- **Required task**
Here are some records; quote them exactly, leaving out the pictures.

=== Data to process ===

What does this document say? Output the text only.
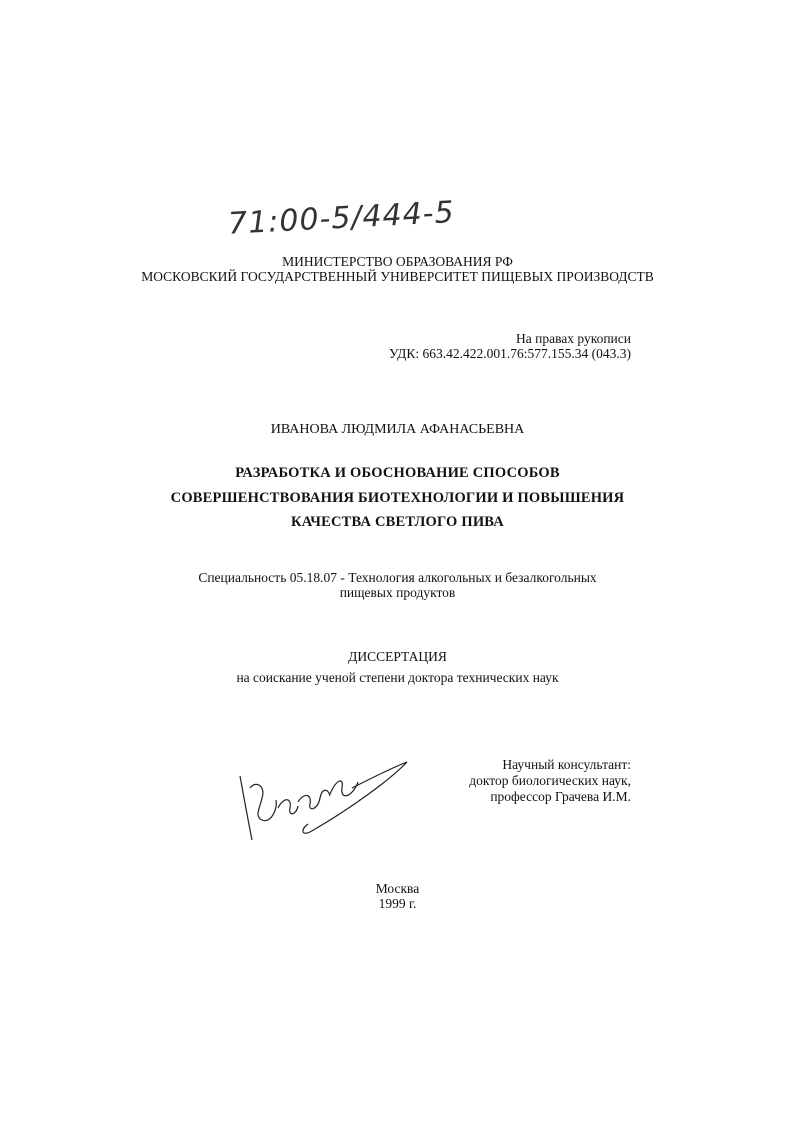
71:00-5/444-5
МИНИСТЕРСТВО ОБРАЗОВАНИЯ РФ
МОСКОВСКИЙ ГОСУДАРСТВЕННЫЙ УНИВЕРСИТЕТ ПИЩЕВЫХ ПРОИЗВОДСТВ
На правах рукописи
УДК: 663.42.422.001.76:577.155.34 (043.3)
ИВАНОВА ЛЮДМИЛА АФАНАСЬЕВНА
РАЗРАБОТКА И ОБОСНОВАНИЕ СПОСОБОВ
СОВЕРШЕНСТВОВАНИЯ БИОТЕХНОЛОГИИ И ПОВЫШЕНИЯ
КАЧЕСТВА СВЕТЛОГО ПИВА
Специальность 05.18.07 - Технология алкогольных и безалкогольных
пищевых продуктов
ДИССЕРТАЦИЯ
на соискание ученой степени доктора технических наук
Научный консультант:
доктор биологических наук,
профессор Грачева И.М.
Москва
1999 г.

===

- **Completed exercise**
What does this document say? Output the text only.
71:00-5/444-5
МИНИСТЕРСТВО ОБРАЗОВАНИЯ РФ
МОСКОВСКИЙ ГОСУДАРСТВЕННЫЙ УНИВЕРСИТЕТ ПИЩЕВЫХ ПРОИЗВОДСТВ
На правах рукописи
УДК: 663.42.422.001.76:577.155.34 (043.3)
ИВАНОВА ЛЮДМИЛА АФАНАСЬЕВНА
РАЗРАБОТКА И ОБОСНОВАНИЕ СПОСОБОВ
СОВЕРШЕНСТВОВАНИЯ БИОТЕХНОЛОГИИ И ПОВЫШЕНИЯ
КАЧЕСТВА СВЕТЛОГО ПИВА
Специальность 05.18.07 - Технология алкогольных и безалкогольных
пищевых продуктов
ДИССЕРТАЦИЯ
на соискание ученой степени доктора технических наук
Научный консультант:
доктор биологических наук,
профессор Грачева И.М.
Москва
1999 г.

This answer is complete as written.